_What you are asked to do_
In the data below, locate each line with the word "визначення" and list it.

_Data section_

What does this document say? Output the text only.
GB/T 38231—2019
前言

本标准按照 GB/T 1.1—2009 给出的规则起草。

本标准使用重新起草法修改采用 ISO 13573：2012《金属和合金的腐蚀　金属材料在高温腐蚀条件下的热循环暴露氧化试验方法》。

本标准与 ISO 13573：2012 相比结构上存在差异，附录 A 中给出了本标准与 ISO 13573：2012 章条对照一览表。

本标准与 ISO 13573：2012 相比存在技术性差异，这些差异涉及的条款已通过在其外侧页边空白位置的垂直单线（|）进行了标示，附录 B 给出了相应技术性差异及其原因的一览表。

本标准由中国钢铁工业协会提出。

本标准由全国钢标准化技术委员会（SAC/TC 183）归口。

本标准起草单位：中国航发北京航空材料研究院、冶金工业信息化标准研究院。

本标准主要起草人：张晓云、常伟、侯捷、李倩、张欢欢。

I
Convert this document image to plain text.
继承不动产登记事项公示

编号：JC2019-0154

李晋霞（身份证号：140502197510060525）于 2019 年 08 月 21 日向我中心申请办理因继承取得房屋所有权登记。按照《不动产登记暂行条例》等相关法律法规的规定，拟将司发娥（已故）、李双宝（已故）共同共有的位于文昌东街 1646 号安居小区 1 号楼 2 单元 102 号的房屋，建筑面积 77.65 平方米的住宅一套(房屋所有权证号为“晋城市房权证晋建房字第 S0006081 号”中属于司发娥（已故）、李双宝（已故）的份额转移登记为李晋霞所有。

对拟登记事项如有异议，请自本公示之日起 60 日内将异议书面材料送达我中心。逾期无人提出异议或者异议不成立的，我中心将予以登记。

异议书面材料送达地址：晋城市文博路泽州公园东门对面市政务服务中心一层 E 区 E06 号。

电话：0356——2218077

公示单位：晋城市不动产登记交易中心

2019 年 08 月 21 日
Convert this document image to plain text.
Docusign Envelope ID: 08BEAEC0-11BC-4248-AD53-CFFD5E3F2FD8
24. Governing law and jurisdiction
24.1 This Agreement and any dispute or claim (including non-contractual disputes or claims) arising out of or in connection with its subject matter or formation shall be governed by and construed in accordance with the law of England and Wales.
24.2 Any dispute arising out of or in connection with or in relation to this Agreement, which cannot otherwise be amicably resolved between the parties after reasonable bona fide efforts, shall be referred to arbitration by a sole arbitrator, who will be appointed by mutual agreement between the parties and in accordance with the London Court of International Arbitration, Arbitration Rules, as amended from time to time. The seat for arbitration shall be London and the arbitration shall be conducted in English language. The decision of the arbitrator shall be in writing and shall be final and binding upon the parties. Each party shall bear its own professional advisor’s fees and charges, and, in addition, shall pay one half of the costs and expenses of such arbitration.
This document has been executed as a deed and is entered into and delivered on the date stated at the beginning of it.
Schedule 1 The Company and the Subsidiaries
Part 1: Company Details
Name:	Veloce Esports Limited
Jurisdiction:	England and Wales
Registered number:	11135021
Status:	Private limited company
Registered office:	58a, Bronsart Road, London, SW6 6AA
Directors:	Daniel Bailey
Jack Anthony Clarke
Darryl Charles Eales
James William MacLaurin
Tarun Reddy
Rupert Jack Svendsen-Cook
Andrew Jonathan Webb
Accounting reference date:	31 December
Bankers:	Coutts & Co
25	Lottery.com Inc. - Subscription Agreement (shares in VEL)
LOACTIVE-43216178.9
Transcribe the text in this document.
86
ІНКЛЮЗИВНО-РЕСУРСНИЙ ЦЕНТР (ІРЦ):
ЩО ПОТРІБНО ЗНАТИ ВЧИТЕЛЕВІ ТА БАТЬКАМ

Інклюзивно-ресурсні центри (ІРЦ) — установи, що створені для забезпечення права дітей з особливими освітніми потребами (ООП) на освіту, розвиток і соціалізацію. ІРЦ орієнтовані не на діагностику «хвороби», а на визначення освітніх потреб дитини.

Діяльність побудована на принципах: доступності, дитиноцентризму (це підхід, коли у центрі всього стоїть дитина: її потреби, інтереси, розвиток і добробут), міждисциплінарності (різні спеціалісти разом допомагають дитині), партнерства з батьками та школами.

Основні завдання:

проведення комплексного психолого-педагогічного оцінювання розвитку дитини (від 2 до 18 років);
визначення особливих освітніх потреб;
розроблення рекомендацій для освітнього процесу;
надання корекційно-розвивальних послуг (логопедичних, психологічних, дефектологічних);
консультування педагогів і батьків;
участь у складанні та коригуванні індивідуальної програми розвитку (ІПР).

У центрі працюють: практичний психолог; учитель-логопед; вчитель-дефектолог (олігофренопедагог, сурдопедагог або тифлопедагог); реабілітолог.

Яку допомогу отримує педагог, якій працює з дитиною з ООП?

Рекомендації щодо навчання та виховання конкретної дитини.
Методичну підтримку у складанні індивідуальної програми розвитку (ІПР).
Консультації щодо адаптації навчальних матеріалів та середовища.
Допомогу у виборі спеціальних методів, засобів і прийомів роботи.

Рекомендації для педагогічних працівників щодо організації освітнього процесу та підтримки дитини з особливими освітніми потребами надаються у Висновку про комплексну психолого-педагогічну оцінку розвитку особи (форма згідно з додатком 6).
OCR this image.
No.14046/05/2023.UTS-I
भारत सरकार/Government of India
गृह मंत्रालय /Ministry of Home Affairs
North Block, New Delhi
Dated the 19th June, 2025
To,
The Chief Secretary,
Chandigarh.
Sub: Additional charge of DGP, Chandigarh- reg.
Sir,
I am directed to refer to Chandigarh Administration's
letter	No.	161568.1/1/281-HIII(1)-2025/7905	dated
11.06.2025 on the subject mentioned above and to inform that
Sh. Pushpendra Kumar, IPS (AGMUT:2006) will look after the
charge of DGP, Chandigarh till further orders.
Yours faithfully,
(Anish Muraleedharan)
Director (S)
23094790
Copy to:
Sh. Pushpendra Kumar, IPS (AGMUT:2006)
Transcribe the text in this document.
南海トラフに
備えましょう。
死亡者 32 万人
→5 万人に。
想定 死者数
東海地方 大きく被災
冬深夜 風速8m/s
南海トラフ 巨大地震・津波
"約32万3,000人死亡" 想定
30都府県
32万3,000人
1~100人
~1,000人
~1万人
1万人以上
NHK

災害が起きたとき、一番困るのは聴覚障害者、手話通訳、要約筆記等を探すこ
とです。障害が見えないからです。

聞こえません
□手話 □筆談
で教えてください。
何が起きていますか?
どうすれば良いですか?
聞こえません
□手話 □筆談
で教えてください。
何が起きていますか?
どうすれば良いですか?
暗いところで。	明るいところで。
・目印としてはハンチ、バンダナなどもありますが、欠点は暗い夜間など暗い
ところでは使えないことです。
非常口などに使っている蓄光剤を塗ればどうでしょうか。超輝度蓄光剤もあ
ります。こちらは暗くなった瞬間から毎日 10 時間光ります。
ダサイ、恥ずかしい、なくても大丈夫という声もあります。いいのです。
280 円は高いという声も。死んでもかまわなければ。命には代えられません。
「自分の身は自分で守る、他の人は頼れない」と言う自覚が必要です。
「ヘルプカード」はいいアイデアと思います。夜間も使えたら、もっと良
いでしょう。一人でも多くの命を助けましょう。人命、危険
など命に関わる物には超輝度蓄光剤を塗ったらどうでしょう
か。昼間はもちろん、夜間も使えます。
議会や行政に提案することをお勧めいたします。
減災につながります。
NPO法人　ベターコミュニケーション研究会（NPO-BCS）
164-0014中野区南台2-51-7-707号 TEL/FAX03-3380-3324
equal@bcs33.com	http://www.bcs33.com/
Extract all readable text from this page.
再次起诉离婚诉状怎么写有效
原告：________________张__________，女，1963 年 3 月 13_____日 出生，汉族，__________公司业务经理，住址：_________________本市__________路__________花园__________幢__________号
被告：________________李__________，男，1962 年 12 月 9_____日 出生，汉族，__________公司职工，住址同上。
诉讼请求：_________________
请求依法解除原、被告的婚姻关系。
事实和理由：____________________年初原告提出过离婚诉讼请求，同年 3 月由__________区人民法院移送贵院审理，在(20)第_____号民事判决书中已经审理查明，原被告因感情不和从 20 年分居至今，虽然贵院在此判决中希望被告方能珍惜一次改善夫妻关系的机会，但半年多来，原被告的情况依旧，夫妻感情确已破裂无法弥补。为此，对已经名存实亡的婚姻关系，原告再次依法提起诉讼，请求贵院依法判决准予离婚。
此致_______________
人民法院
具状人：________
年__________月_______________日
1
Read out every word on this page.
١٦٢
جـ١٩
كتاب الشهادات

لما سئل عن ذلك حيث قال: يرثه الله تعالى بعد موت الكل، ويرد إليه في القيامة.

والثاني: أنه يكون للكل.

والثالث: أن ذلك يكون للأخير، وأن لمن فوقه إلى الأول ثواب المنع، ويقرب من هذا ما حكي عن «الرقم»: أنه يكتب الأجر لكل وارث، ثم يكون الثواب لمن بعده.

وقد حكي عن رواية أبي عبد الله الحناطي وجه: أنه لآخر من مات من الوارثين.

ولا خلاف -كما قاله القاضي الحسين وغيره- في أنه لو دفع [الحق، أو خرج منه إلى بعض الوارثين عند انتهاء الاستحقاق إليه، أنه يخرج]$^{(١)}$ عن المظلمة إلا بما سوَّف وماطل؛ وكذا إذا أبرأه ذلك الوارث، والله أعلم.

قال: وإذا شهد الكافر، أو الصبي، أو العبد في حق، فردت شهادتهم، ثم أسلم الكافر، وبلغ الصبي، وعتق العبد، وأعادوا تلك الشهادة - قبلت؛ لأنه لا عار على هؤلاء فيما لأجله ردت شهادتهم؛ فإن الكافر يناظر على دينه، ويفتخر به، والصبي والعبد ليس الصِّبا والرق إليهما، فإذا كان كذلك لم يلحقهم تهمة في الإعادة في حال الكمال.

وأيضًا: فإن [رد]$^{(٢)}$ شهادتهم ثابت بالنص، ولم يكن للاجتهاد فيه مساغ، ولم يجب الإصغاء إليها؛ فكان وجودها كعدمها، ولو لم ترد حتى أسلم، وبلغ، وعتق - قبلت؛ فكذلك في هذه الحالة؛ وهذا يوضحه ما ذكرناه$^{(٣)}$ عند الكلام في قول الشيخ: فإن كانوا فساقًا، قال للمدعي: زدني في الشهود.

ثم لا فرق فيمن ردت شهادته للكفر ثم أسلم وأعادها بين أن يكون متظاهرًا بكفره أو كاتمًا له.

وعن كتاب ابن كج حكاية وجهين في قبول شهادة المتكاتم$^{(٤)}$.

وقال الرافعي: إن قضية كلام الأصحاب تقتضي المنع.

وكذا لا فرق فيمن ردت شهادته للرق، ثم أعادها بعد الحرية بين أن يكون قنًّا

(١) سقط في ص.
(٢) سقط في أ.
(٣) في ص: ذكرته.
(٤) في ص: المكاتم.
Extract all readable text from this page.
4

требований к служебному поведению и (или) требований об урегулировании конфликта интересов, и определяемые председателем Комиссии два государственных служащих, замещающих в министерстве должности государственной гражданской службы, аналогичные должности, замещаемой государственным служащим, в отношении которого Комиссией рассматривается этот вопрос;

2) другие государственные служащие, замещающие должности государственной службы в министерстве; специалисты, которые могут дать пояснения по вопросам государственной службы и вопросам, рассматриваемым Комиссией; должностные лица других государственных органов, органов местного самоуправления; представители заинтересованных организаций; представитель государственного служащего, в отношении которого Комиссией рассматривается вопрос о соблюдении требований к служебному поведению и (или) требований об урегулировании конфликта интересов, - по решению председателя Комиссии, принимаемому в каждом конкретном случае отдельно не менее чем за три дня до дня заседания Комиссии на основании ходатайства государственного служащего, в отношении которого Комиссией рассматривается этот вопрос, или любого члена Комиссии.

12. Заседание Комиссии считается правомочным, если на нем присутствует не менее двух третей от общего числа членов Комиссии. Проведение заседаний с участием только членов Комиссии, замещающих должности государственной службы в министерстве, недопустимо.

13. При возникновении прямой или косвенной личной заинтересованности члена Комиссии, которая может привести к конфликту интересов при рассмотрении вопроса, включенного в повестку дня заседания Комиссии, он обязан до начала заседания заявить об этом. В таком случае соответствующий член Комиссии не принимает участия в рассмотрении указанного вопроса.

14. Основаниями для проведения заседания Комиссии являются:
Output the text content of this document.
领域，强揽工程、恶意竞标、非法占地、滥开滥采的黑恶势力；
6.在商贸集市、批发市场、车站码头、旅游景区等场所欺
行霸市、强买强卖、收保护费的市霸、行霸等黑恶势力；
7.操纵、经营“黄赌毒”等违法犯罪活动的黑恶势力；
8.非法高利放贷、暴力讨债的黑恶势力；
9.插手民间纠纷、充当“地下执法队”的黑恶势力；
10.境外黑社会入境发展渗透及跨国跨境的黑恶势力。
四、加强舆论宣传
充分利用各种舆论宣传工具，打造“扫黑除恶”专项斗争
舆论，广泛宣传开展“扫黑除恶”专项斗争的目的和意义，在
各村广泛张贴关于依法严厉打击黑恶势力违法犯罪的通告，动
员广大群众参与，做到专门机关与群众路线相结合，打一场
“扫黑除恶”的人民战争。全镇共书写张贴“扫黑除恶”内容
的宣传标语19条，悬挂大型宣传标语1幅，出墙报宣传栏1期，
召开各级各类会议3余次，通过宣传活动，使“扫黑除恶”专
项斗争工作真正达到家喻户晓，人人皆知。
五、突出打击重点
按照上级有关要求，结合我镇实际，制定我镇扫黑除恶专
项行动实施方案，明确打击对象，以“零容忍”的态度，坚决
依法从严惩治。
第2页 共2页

_The output_
Інклюзивно-ресурсні центри (ІРЦ) — установи, що створені для забезпечення права дітей з особливими освітніми потребами (ООП) на освіту, розвиток і соціалізацію. ІРЦ орієнтовані не на діагностику «хвороби», а на визначення освітніх потреб дитини.
визначення особливих освітніх потреб;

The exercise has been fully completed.